• [Problem details]: Extract every line that includes the string "несколько".

• [Data in this exercise]:
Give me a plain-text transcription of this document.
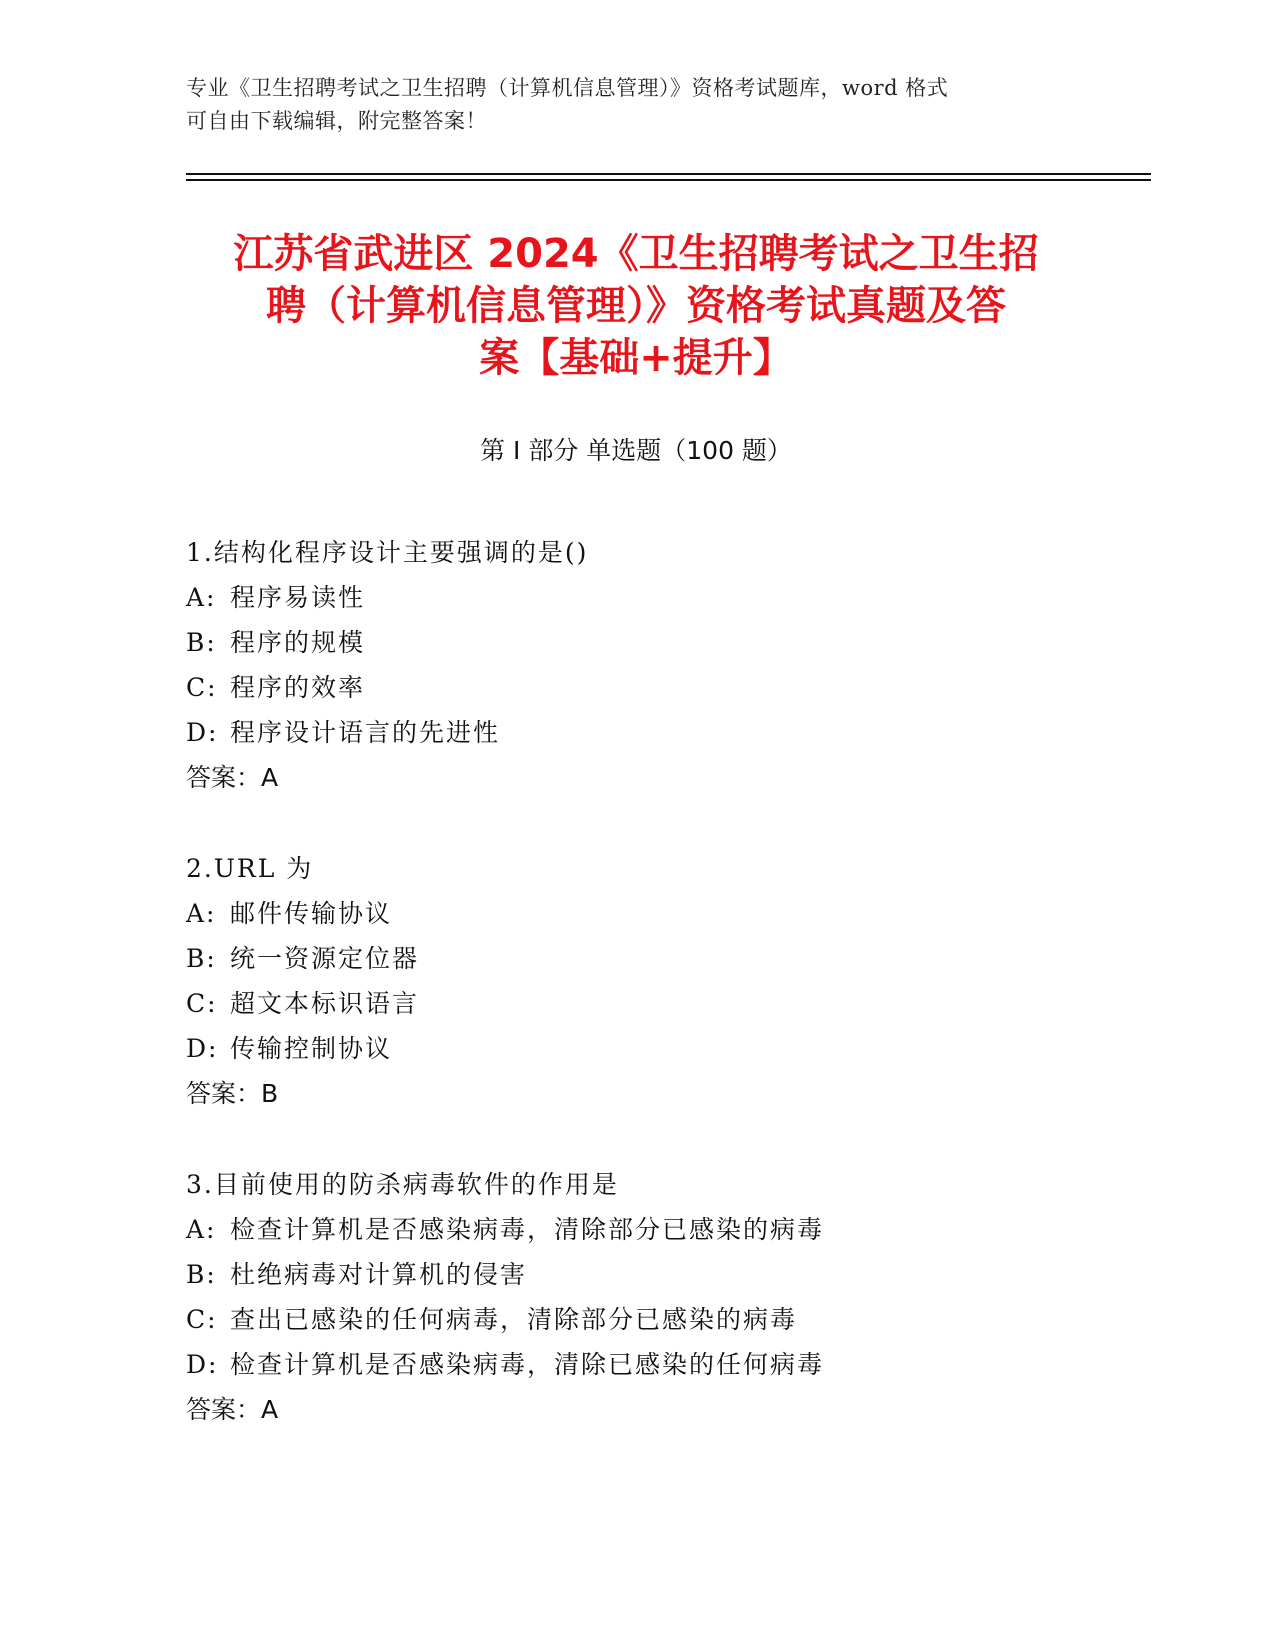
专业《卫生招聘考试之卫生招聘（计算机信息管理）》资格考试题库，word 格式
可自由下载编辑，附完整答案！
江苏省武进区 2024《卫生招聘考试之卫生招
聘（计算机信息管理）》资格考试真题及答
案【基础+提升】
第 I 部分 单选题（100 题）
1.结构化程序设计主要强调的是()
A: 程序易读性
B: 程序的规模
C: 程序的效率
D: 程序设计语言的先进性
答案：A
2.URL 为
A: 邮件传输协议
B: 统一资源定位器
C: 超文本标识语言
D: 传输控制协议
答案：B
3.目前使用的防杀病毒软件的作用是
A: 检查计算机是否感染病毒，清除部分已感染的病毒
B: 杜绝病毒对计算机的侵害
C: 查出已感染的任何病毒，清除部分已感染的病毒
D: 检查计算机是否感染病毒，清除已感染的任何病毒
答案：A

--

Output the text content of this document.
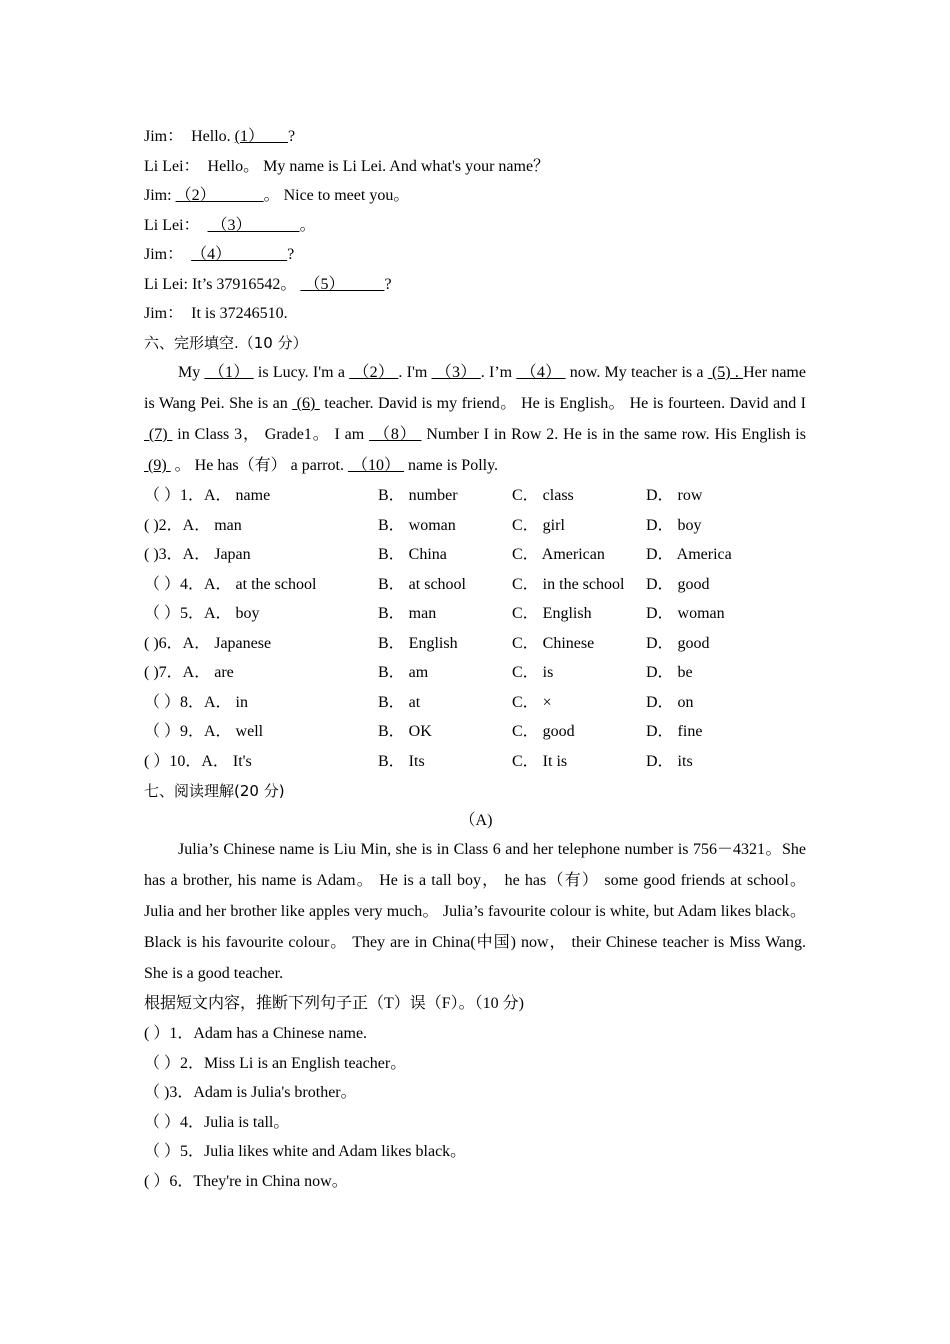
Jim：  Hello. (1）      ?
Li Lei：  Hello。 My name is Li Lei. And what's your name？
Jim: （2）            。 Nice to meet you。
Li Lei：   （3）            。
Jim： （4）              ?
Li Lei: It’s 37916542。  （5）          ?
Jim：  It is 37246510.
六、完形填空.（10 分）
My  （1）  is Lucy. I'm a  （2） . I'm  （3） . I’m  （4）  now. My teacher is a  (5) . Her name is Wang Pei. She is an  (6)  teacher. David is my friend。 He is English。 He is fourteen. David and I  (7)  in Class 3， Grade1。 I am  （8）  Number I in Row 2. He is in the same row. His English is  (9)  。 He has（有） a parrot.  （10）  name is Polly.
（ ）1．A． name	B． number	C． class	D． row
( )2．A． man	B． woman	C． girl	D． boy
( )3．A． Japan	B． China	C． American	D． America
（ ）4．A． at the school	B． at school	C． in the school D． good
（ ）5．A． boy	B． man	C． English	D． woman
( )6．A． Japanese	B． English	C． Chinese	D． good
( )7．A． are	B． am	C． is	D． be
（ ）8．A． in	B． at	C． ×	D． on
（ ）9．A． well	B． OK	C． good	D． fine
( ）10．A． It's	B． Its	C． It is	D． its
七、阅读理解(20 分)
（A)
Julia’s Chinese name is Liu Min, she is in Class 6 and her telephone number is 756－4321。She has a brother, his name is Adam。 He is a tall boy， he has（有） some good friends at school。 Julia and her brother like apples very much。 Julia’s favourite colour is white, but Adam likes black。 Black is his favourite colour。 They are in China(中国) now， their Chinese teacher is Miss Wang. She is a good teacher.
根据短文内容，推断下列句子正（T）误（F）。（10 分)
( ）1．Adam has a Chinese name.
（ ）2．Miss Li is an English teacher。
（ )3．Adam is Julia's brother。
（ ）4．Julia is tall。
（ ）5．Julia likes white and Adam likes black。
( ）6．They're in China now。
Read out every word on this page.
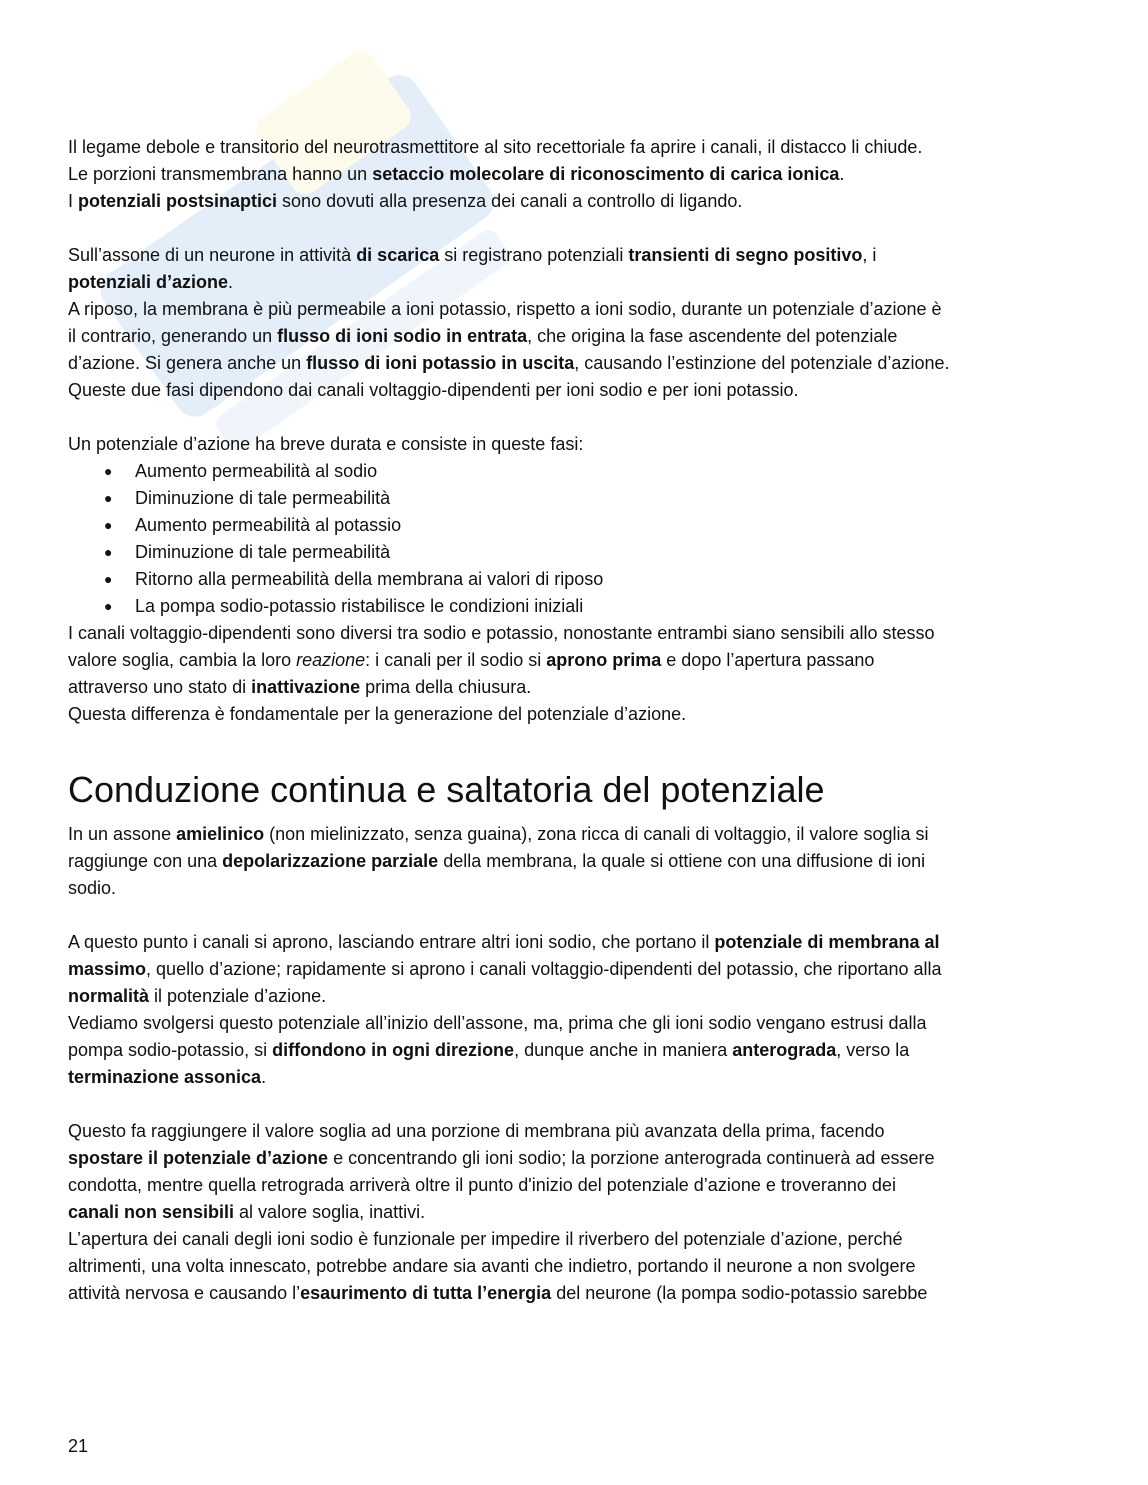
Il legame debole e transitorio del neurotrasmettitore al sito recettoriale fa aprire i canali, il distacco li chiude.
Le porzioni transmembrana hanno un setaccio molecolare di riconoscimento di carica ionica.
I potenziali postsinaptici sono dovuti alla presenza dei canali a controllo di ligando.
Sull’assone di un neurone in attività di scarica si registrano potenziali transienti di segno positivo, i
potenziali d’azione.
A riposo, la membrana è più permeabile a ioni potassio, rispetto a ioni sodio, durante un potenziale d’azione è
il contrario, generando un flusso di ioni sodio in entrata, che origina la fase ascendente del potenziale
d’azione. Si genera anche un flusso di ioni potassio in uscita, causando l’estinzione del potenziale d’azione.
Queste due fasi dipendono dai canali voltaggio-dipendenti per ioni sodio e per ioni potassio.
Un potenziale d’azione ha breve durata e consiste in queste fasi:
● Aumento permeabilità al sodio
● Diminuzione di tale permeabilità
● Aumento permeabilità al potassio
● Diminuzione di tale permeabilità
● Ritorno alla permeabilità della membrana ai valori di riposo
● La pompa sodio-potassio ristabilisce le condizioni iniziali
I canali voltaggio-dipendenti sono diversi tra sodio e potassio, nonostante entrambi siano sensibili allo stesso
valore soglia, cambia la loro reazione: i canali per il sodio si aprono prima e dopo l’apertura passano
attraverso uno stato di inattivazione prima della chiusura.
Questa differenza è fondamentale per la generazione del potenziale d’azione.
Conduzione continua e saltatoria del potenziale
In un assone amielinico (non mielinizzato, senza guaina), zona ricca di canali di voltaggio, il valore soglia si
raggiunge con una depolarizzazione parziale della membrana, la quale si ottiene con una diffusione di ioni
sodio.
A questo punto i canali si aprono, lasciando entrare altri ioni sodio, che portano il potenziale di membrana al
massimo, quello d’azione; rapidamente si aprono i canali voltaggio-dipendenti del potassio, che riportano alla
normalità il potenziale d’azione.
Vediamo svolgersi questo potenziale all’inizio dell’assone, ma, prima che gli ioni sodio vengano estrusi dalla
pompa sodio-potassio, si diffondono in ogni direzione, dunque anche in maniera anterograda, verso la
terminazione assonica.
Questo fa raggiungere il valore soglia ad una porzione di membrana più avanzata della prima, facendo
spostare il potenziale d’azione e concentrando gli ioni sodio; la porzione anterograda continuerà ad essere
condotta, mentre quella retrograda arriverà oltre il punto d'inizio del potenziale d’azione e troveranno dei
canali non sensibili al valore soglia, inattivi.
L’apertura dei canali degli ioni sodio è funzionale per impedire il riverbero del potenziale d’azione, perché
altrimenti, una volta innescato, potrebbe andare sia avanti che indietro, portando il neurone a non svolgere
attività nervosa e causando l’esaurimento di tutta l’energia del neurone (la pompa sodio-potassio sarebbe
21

==

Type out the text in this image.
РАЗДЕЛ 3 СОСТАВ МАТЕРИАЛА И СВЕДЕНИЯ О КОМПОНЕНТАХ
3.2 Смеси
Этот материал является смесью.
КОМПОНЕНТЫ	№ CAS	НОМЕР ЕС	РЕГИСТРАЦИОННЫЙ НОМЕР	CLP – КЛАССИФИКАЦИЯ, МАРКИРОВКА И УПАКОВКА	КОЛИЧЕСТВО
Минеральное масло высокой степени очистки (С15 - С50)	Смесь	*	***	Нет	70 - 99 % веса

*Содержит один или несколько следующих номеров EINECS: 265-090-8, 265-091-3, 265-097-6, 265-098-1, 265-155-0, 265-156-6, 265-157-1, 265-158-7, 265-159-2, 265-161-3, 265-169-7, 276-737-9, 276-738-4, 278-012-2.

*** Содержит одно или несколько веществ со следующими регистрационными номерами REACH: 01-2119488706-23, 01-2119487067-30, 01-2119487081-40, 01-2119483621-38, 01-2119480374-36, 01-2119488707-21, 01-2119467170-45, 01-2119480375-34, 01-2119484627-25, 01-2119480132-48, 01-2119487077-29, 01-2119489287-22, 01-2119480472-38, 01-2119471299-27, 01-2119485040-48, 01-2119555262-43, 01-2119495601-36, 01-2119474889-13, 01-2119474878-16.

• [Answer for this exercise]:
*Содержит один или несколько следующих номеров EINECS: 265-090-8, 265-091-3, 265-097-6, 265-098-1, 265-155-0, 265-156-6, 265-157-1, 265-158-7, 265-159-2, 265-161-3, 265-169-7, 276-737-9, 276-738-4, 278-012-2.
*** Содержит одно или несколько веществ со следующими регистрационными номерами REACH: 01-2119488706-23, 01-2119487067-30, 01-2119487081-40, 01-2119483621-38, 01-2119480374-36, 01-2119488707-21, 01-2119467170-45, 01-2119480375-34, 01-2119484627-25, 01-2119480132-48, 01-2119487077-29, 01-2119489287-22, 01-2119480472-38, 01-2119471299-27, 01-2119485040-48, 01-2119555262-43, 01-2119495601-36, 01-2119474889-13, 01-2119474878-16.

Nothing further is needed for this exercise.